[Saved entries]
⁂

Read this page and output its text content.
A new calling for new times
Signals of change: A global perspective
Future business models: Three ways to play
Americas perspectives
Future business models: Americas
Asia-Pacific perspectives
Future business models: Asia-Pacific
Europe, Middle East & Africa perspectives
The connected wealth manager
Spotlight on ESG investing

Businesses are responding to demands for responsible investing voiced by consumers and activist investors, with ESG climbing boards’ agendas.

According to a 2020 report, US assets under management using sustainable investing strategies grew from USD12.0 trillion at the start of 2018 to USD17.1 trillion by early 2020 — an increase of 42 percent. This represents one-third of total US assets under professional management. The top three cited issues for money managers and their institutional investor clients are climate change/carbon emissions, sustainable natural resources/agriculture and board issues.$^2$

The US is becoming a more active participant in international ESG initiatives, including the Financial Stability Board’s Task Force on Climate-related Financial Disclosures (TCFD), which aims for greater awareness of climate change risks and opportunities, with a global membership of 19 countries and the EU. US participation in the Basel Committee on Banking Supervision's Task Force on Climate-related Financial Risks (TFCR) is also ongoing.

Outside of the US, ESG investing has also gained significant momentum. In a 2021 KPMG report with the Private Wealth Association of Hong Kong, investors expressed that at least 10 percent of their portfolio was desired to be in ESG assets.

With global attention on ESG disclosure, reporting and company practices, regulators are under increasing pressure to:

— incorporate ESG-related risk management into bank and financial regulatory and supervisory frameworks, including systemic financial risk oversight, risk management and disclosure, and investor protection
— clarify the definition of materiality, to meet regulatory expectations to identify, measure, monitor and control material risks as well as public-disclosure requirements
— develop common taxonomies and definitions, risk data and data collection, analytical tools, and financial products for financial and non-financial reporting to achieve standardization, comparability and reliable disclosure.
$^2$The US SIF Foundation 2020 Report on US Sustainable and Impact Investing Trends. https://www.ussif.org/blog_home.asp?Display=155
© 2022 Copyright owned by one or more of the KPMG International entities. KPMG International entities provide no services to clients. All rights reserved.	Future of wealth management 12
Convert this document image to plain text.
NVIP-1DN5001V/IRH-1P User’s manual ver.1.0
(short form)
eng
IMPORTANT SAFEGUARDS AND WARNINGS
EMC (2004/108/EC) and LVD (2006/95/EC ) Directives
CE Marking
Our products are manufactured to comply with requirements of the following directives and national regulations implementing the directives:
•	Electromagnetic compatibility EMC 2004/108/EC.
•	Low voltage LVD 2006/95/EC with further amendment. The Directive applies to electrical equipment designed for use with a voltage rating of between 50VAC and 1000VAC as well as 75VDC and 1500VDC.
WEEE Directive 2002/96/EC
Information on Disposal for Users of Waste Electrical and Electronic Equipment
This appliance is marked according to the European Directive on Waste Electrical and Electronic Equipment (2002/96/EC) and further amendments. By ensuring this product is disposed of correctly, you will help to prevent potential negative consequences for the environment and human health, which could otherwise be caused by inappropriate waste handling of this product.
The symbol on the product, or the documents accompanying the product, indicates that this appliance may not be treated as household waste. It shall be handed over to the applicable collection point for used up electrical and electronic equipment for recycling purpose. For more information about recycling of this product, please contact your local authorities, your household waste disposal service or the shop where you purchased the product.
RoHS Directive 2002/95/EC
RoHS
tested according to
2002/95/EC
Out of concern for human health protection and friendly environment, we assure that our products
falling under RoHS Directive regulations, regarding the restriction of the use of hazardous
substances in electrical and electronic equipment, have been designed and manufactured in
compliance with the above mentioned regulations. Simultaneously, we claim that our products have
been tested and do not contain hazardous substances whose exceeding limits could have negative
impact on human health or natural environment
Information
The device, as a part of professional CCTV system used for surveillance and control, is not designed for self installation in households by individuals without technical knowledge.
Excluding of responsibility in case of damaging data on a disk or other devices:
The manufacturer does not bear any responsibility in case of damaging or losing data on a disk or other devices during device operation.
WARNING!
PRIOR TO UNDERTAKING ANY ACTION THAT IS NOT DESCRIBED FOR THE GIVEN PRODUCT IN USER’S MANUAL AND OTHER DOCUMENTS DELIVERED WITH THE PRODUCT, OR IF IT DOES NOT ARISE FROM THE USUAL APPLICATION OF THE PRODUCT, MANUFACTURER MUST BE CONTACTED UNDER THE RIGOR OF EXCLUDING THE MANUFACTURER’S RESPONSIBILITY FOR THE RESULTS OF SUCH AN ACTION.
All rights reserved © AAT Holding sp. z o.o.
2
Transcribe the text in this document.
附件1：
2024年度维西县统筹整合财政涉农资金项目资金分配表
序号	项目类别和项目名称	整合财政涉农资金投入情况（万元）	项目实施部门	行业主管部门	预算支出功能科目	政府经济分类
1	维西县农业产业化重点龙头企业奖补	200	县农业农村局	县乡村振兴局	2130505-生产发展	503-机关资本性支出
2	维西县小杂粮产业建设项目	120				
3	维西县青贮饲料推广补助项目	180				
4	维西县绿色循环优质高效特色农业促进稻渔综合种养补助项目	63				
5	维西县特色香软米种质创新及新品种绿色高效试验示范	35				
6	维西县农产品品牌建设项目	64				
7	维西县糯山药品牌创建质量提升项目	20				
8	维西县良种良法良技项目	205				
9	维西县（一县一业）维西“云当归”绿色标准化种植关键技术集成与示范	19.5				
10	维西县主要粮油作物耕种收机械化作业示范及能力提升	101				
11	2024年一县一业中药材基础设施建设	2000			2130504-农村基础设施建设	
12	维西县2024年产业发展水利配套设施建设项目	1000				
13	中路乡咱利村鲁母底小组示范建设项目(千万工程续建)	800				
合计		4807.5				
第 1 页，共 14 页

⁂

- **Set task**:
Quote the lines of the listing above that run from the line with "Transcribe the text in this document." through its last line, both included, and nothing else.

- **Worked solution**:
Transcribe the text in this document.
附件1：
2024年度维西县统筹整合财政涉农资金项目资金分配表
序号	项目类别和项目名称	整合财政涉农资金投入情况（万元）	项目实施部门	行业主管部门	预算支出功能科目	政府经济分类
1	维西县农业产业化重点龙头企业奖补	200	县农业农村局	县乡村振兴局	2130505-生产发展	503-机关资本性支出
2	维西县小杂粮产业建设项目	120				
3	维西县青贮饲料推广补助项目	180				
4	维西县绿色循环优质高效特色农业促进稻渔综合种养补助项目	63				
5	维西县特色香软米种质创新及新品种绿色高效试验示范	35				
6	维西县农产品品牌建设项目	64				
7	维西县糯山药品牌创建质量提升项目	20				
8	维西县良种良法良技项目	205				
9	维西县（一县一业）维西“云当归”绿色标准化种植关键技术集成与示范	19.5				
10	维西县主要粮油作物耕种收机械化作业示范及能力提升	101				
11	2024年一县一业中药材基础设施建设	2000			2130504-农村基础设施建设	
12	维西县2024年产业发展水利配套设施建设项目	1000				
13	中路乡咱利村鲁母底小组示范建设项目(千万工程续建)	800				
合计		4807.5				
第 1 页，共 14 页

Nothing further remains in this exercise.